● **Do this**:
How many lines in the records below contain the word "whom"? Give only the number.

● **Records shown**:

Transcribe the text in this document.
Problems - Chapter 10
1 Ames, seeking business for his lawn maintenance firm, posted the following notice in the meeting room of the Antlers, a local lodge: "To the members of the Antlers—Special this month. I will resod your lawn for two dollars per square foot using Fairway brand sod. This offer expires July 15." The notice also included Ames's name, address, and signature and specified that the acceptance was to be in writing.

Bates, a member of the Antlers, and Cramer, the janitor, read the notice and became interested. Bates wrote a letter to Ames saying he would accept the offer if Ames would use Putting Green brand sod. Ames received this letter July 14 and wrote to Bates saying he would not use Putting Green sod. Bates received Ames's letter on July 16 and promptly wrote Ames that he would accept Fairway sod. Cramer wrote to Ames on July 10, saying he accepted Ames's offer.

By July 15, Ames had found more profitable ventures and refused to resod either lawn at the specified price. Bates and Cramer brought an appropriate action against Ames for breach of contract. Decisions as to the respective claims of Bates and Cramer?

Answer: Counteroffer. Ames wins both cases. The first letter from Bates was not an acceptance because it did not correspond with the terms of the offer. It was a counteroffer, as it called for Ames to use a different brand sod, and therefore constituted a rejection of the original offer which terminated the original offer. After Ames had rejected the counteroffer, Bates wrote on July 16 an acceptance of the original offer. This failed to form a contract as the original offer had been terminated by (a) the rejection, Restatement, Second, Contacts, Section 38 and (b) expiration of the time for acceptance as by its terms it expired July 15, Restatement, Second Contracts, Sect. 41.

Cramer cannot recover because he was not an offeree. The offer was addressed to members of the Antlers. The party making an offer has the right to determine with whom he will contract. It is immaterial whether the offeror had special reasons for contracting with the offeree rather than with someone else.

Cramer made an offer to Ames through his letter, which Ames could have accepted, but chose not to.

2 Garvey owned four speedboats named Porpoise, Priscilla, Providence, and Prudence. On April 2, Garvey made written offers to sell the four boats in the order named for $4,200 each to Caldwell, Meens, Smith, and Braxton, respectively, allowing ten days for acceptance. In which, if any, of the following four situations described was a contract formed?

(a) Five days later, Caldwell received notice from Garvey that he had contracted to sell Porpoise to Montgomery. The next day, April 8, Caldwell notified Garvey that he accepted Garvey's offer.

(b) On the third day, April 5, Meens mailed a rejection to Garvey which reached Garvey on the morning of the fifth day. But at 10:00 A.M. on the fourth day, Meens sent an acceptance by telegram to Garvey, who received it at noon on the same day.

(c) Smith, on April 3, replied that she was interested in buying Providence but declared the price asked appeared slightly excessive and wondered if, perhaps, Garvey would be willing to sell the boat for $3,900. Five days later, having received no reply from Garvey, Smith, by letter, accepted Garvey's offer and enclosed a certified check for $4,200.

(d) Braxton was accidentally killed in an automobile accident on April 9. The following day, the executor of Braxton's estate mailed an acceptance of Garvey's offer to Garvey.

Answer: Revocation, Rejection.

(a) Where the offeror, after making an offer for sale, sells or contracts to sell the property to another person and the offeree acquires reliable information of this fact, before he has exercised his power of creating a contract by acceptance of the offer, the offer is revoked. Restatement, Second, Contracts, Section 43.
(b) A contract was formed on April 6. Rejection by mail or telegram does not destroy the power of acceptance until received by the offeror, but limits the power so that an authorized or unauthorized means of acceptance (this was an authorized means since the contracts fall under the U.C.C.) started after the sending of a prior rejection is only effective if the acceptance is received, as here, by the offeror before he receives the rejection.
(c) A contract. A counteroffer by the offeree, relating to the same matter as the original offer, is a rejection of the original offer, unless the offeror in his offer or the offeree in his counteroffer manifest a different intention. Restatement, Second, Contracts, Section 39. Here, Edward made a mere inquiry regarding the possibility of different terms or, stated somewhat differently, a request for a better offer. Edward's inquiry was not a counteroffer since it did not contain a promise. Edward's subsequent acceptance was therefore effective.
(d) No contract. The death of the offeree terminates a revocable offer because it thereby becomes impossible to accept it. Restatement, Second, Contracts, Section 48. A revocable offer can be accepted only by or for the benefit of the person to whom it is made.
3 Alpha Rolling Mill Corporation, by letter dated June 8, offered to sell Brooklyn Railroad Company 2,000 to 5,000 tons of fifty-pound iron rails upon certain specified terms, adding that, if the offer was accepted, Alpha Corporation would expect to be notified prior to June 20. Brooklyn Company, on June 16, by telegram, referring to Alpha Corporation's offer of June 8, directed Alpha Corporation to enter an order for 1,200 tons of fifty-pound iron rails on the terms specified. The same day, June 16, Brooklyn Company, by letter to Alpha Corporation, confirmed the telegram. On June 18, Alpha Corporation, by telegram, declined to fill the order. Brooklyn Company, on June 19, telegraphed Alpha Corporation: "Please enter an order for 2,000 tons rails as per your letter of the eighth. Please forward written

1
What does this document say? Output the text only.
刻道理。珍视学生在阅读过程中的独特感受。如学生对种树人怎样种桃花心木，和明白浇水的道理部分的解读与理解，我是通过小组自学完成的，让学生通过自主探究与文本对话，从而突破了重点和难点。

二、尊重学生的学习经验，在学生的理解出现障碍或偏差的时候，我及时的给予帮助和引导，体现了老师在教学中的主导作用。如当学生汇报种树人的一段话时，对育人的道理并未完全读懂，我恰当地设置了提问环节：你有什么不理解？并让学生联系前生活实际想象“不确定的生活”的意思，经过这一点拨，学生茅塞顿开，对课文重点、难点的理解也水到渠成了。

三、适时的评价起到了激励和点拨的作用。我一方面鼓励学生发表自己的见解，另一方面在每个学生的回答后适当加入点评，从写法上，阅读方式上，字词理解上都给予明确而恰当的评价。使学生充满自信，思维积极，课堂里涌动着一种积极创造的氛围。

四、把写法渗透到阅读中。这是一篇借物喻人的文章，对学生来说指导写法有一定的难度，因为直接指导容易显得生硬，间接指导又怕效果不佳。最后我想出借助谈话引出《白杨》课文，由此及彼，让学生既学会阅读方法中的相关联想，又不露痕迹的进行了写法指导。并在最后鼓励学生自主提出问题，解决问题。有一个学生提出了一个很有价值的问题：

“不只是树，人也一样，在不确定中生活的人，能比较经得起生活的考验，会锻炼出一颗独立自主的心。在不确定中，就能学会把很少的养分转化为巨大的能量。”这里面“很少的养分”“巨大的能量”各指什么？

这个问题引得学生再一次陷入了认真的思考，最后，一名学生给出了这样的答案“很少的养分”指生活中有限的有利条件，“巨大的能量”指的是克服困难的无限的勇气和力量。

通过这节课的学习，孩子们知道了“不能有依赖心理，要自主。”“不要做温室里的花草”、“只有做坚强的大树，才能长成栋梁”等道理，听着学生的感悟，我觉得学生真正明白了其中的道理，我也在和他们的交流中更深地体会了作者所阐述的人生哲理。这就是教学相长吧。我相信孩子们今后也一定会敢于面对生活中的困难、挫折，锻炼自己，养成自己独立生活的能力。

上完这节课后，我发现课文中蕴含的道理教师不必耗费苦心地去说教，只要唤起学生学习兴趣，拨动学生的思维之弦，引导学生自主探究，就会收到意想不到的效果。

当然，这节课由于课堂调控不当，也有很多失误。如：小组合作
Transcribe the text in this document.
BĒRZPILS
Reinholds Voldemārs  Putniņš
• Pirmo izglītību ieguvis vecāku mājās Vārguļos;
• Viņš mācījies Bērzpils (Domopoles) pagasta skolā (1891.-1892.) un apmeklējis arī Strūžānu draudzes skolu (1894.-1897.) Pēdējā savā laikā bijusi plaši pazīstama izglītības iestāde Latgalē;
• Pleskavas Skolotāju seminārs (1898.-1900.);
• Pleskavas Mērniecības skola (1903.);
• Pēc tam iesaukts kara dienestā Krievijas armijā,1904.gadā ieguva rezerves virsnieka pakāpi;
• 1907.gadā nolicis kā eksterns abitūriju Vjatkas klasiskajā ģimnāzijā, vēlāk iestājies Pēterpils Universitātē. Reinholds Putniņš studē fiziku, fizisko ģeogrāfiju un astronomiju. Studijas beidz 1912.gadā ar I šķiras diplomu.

● **Exercise result**:
2